DIRECTIONS: Reproduce each line bearing the word "client".

· · · ·

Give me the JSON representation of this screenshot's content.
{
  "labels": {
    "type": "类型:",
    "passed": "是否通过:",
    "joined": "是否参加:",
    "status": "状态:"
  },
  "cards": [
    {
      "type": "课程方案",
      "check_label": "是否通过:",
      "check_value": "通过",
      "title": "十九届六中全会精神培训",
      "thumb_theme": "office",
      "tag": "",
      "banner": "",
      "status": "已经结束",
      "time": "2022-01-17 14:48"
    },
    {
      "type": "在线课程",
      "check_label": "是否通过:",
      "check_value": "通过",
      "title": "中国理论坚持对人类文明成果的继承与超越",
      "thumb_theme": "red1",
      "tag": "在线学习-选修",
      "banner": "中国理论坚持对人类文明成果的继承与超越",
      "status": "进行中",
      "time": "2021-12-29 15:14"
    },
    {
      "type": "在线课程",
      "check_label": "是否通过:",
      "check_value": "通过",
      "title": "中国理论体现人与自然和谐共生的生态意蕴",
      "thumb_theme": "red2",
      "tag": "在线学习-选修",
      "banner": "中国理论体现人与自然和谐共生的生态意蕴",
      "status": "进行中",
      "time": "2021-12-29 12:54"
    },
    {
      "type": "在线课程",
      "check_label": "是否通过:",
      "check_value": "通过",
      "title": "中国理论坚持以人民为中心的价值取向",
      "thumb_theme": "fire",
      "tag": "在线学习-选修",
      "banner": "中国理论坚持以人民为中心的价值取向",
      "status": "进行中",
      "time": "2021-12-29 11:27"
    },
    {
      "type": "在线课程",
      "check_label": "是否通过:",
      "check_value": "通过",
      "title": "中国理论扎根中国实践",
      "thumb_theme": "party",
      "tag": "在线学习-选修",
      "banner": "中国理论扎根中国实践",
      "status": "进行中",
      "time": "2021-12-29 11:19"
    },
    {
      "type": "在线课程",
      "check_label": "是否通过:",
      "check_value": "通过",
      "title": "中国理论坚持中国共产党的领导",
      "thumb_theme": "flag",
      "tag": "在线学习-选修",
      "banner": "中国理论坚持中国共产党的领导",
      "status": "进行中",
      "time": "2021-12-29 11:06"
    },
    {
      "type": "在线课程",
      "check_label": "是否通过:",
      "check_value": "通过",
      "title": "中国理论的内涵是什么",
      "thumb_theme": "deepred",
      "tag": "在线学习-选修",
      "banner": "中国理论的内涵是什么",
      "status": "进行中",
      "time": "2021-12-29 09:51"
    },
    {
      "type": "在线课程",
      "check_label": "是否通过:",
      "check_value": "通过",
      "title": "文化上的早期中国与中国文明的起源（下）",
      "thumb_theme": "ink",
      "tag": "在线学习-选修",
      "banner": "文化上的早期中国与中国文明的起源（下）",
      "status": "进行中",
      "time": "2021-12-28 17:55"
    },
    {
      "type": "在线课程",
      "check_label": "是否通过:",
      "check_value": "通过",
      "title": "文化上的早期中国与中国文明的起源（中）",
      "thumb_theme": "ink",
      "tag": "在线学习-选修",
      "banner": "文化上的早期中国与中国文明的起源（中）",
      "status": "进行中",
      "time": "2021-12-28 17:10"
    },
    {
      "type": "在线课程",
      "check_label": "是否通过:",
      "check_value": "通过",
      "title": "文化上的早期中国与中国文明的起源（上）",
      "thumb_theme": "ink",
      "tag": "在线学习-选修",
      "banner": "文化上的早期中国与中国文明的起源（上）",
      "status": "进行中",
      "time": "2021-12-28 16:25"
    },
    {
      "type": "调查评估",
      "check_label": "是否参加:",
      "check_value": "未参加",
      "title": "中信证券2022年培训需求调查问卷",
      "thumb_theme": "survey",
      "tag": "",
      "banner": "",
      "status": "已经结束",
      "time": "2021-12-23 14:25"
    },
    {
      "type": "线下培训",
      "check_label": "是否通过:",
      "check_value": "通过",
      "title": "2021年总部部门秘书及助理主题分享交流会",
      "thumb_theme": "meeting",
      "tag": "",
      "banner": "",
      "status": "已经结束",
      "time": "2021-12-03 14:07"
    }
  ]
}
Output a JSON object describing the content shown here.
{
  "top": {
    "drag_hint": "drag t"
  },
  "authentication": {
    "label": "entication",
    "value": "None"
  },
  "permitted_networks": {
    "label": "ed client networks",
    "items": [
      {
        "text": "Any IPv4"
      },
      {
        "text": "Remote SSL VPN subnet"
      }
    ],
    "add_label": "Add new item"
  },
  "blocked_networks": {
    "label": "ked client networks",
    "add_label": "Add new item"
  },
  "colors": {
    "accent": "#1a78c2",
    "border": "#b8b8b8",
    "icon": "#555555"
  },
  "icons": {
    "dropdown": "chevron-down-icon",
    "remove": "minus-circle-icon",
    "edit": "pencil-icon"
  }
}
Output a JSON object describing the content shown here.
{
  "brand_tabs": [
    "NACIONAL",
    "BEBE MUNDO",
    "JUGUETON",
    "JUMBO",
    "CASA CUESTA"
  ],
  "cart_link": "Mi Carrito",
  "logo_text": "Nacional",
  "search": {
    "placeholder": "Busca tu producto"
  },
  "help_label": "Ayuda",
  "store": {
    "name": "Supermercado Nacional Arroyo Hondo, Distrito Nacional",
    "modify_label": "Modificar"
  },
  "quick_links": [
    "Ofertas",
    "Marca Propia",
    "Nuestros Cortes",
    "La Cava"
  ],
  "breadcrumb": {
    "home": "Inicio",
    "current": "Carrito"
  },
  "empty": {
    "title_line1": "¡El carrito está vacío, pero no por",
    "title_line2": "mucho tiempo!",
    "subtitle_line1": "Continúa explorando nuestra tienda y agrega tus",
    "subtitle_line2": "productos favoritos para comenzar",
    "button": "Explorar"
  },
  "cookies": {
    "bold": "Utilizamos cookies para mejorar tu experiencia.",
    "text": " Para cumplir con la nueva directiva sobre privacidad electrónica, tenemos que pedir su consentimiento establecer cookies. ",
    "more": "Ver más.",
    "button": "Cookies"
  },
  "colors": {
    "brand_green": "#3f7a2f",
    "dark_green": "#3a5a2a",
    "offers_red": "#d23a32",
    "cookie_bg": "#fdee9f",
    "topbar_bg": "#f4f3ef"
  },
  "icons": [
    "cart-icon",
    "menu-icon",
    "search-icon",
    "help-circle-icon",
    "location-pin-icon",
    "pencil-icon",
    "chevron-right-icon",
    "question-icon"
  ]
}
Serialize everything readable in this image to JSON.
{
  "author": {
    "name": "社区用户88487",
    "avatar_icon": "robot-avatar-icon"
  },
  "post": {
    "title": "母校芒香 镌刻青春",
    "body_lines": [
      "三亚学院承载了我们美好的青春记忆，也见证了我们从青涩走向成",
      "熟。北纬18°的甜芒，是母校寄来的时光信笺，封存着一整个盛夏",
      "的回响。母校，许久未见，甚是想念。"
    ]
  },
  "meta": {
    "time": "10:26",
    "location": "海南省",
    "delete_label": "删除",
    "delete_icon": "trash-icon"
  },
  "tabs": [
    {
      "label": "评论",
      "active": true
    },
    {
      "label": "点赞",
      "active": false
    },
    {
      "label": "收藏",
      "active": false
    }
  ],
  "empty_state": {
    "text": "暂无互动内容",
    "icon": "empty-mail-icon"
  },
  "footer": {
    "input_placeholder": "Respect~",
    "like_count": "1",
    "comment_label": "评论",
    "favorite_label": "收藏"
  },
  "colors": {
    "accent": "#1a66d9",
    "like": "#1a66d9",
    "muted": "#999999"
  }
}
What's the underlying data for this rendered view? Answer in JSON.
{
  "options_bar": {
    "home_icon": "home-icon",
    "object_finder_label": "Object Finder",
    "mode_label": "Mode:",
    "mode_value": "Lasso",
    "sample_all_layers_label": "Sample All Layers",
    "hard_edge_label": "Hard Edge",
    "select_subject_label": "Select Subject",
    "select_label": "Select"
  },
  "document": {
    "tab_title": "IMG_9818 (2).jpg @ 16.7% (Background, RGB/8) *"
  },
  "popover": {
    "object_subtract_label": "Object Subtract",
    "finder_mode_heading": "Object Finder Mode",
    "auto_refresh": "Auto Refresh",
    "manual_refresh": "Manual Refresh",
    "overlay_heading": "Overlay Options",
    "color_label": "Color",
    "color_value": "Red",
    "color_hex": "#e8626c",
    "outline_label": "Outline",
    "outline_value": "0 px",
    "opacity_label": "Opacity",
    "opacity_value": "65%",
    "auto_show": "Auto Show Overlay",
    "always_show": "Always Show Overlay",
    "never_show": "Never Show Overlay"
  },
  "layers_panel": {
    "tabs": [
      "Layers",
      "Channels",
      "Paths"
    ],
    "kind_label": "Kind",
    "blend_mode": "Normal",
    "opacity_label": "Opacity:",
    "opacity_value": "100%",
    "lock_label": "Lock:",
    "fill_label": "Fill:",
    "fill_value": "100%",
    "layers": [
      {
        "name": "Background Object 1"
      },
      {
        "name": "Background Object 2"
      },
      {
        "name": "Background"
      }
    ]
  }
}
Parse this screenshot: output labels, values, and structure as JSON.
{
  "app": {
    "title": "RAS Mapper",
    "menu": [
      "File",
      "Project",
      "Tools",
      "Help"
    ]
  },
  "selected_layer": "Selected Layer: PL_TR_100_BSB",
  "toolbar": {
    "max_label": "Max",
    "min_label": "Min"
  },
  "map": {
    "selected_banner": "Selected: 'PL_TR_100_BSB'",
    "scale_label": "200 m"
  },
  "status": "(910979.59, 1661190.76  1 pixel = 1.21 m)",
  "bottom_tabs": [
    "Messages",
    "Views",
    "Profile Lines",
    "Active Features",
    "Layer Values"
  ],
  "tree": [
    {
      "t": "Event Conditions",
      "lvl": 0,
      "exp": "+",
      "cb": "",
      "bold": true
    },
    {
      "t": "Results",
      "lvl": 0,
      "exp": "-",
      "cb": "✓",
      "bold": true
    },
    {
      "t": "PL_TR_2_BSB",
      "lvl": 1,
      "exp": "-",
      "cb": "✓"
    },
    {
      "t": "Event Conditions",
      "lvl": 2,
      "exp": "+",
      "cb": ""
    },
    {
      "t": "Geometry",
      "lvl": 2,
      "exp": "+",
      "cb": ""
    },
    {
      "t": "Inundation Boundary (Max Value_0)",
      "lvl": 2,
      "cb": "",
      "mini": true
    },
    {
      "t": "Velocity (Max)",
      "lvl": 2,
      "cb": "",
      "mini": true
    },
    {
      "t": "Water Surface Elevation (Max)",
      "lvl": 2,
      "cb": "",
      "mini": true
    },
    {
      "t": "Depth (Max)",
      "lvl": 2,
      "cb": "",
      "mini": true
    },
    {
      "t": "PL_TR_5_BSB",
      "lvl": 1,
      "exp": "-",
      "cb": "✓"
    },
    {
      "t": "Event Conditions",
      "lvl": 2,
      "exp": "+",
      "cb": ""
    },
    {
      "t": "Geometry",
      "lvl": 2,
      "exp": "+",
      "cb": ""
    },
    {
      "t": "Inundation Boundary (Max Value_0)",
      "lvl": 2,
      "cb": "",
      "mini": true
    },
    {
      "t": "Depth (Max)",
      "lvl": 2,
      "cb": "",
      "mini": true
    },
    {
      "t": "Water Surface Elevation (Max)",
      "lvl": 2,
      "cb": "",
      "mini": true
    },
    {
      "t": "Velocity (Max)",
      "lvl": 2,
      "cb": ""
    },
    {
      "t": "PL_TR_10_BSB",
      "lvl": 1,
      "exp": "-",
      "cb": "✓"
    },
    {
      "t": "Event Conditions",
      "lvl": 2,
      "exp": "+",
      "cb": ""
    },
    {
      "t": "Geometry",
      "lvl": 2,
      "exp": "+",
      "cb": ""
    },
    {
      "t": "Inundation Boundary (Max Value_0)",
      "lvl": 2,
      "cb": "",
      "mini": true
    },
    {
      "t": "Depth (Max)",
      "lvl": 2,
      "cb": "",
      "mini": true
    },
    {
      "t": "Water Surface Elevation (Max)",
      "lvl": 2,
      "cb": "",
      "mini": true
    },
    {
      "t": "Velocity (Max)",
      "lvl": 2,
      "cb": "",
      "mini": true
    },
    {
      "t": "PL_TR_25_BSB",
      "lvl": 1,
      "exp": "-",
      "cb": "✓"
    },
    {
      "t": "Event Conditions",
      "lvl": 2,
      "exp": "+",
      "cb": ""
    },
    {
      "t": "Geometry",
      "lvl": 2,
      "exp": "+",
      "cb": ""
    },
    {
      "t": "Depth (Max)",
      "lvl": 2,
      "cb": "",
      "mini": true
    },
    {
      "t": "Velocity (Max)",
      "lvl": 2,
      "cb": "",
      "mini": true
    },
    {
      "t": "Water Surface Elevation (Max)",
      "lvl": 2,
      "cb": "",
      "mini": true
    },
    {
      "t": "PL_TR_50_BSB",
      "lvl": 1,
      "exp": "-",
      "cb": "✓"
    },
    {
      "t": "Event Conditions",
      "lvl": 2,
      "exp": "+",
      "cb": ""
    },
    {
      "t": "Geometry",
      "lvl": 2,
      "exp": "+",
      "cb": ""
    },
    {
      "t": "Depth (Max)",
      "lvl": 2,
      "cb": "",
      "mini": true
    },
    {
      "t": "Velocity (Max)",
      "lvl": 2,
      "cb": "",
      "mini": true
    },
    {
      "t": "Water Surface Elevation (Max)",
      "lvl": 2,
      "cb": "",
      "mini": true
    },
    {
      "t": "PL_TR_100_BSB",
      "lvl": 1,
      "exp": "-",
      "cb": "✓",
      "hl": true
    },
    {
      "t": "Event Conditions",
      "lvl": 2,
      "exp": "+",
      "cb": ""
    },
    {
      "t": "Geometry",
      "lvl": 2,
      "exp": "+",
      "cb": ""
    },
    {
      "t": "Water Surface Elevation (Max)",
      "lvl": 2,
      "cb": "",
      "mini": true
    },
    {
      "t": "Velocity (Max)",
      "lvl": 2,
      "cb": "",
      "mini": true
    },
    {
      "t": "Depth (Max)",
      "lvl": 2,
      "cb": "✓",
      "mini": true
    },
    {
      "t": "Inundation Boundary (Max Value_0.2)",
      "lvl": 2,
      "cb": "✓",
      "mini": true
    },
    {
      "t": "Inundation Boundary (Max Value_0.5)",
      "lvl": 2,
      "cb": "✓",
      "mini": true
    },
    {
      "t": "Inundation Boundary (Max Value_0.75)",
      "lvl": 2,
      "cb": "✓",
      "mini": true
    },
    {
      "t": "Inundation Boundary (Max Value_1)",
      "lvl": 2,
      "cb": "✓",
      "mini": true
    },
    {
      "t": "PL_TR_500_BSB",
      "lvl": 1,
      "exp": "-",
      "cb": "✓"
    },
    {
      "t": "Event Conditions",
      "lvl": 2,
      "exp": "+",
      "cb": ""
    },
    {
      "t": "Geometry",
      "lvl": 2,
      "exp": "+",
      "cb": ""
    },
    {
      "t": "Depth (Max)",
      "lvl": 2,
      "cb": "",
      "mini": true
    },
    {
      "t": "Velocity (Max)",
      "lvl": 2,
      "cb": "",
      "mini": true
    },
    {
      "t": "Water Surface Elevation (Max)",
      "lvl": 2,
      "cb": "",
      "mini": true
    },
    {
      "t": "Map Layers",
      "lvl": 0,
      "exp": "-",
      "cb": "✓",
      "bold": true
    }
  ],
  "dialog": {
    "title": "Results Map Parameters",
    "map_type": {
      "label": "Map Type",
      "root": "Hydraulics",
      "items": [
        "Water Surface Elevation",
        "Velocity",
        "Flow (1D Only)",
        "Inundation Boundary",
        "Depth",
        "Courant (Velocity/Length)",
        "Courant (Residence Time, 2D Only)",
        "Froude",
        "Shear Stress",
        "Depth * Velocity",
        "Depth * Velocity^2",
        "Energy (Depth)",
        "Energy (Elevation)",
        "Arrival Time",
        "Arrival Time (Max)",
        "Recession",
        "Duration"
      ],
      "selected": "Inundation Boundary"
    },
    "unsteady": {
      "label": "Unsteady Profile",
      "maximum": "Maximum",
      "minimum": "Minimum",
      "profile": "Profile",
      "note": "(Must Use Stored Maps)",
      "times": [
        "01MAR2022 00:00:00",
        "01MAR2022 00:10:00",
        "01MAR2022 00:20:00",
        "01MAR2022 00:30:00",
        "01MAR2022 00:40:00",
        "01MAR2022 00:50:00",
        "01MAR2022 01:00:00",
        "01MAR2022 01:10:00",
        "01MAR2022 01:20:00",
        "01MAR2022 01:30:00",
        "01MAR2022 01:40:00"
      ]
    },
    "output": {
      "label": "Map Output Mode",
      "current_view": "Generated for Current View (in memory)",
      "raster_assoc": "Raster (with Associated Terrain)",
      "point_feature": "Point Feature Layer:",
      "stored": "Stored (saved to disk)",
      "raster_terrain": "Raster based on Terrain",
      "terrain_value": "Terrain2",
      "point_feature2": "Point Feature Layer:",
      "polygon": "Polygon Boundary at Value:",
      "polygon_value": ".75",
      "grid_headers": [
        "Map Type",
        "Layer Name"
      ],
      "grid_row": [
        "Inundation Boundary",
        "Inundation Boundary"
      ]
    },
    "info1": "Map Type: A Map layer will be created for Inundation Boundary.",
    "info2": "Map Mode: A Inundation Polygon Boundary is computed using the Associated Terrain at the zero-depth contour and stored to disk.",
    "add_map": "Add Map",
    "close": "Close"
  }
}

· · · ·

EXPECTED OUTPUT:
    "label": "ed client networks",
    "label": "ked client networks",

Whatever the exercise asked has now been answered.